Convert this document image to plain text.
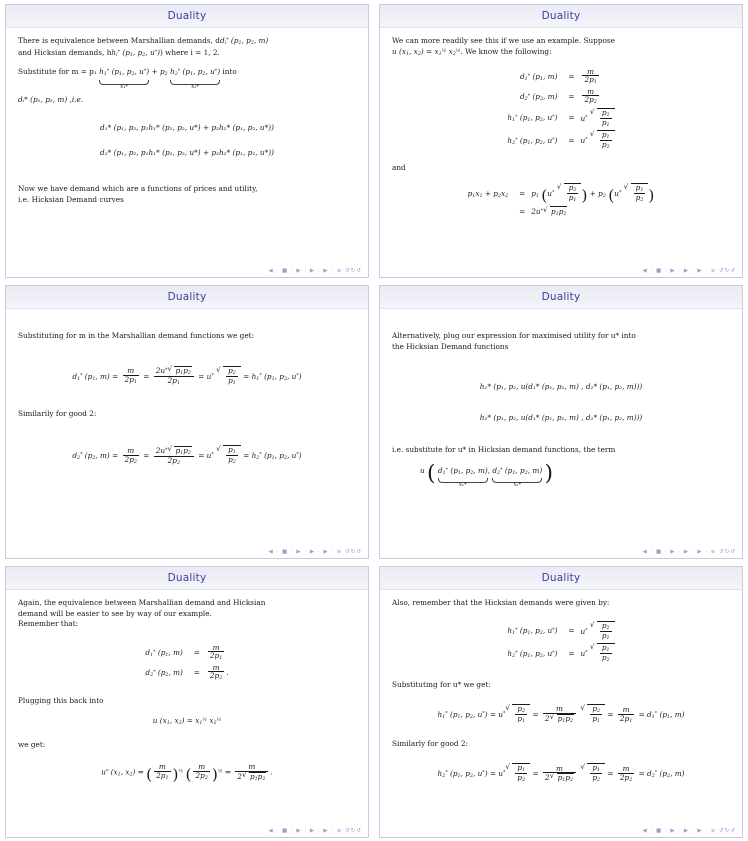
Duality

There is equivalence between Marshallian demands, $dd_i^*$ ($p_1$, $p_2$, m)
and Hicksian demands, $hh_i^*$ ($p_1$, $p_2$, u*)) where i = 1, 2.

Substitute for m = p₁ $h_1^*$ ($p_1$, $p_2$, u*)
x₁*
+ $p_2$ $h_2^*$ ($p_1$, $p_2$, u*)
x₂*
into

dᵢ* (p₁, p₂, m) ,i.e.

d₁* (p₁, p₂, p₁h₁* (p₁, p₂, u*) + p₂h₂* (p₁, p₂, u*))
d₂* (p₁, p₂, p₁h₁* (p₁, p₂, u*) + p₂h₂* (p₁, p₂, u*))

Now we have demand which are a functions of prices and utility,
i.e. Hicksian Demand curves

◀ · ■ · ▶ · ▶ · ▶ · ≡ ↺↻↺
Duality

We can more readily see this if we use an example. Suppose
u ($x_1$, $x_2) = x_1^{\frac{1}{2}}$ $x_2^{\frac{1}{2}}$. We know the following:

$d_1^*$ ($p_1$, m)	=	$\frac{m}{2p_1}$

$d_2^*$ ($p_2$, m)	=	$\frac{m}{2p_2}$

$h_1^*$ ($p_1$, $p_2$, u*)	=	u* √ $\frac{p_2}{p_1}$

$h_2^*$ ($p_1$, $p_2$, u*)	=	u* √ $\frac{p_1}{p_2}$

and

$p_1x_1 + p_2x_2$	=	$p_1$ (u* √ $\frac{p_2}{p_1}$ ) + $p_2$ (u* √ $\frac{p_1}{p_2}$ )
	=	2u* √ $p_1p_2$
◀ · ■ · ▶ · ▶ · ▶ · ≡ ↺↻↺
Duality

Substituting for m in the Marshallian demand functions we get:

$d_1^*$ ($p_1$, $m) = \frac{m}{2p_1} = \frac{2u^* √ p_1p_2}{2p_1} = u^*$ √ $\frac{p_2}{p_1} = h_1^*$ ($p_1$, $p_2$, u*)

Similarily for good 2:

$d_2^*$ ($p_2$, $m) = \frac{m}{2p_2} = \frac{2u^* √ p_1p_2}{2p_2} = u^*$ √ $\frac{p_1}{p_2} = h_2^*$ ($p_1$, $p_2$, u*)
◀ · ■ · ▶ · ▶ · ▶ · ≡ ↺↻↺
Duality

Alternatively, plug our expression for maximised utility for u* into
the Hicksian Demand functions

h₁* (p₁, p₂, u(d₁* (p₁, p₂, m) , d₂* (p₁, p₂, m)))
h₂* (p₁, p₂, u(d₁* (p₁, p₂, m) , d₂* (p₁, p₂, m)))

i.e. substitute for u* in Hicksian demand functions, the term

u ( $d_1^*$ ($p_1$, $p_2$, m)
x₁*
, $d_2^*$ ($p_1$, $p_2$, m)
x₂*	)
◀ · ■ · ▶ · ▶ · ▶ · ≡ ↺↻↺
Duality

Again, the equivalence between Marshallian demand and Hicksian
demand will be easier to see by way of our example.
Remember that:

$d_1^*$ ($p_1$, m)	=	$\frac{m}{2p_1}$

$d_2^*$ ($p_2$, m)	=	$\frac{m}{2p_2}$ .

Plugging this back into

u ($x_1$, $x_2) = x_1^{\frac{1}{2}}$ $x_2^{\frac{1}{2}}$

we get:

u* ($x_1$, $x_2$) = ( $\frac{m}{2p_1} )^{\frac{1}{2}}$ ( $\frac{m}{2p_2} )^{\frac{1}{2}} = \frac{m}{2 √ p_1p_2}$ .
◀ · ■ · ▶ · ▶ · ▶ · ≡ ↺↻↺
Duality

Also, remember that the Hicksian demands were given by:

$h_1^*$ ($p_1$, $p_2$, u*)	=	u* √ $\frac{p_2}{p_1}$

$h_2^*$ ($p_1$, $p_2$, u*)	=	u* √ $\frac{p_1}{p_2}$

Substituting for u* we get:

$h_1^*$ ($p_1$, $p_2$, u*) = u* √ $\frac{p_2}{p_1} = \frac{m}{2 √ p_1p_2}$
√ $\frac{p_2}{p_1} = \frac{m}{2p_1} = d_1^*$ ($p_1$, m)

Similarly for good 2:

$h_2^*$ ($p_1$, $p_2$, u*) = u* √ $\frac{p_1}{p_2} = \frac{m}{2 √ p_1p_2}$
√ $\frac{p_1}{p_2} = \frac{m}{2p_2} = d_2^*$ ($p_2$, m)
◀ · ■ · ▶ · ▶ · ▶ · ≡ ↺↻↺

------------------------------------------------------------

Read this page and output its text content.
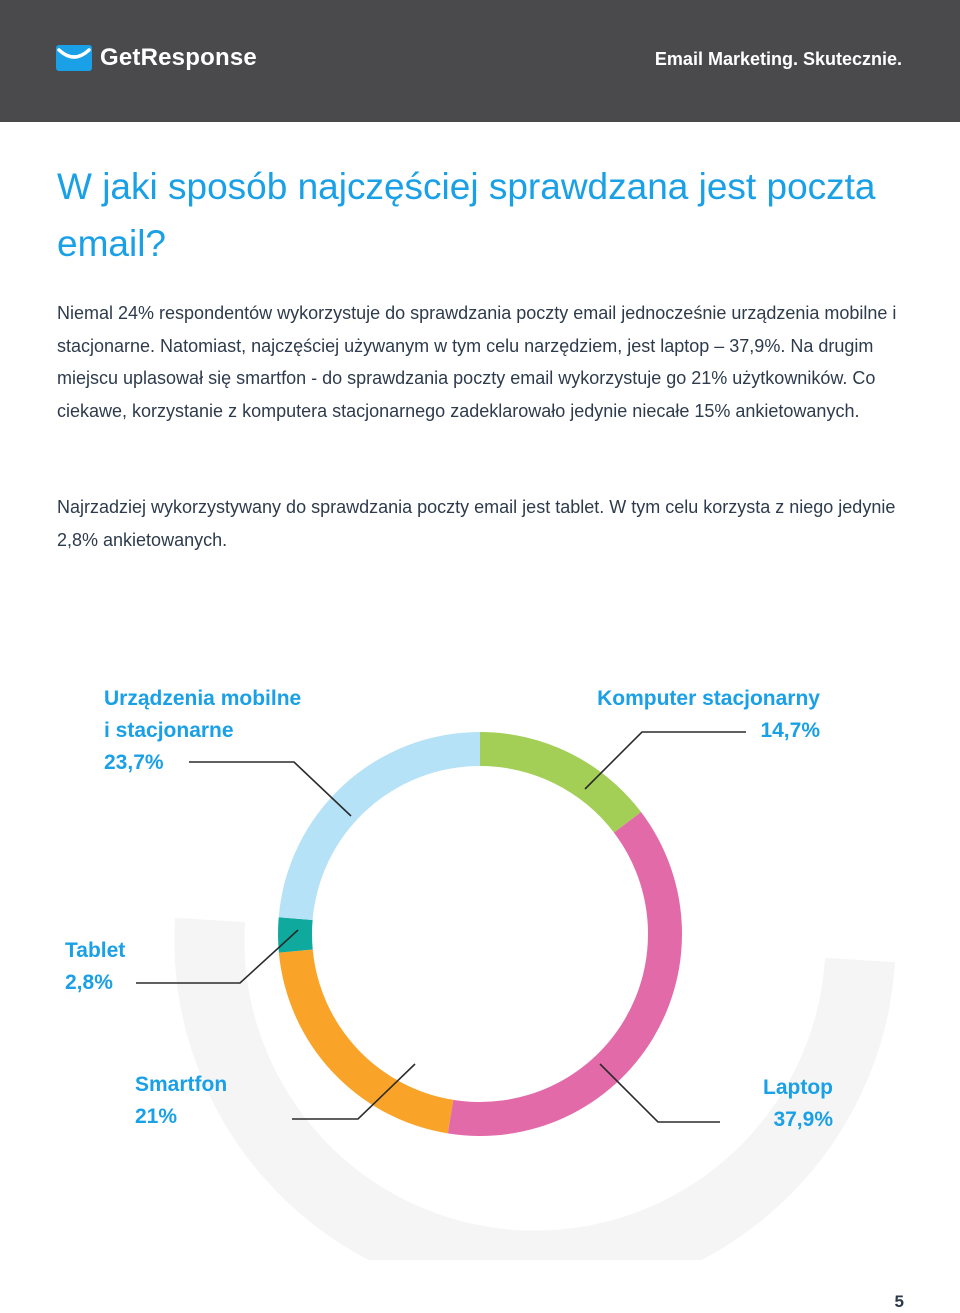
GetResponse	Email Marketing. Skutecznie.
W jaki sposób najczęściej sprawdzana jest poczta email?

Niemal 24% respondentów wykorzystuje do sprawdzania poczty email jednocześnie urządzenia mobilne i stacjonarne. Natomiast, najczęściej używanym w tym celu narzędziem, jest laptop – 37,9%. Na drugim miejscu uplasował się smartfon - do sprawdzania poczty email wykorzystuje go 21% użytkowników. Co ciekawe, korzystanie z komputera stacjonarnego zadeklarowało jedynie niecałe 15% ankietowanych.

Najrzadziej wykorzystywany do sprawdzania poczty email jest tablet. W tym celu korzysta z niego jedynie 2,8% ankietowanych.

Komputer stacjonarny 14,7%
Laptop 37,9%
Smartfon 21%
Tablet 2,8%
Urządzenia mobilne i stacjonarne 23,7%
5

------------------------------------------------------------

▶ Written instruction: Collect from the data above every line that includes "jest".

▶ Solution:
W jaki sposób najczęściej sprawdzana jest poczta email?
Niemal 24% respondentów wykorzystuje do sprawdzania poczty email jednocześnie urządzenia mobilne i stacjonarne. Natomiast, najczęściej używanym w tym celu narzędziem, jest laptop – 37,9%. Na drugim miejscu uplasował się smartfon - do sprawdzania poczty email wykorzystuje go 21% użytkowników. Co ciekawe, korzystanie z komputera stacjonarnego zadeklarowało jedynie niecałe 15% ankietowanych.
Najrzadziej wykorzystywany do sprawdzania poczty email jest tablet. W tym celu korzysta z niego jedynie 2,8% ankietowanych.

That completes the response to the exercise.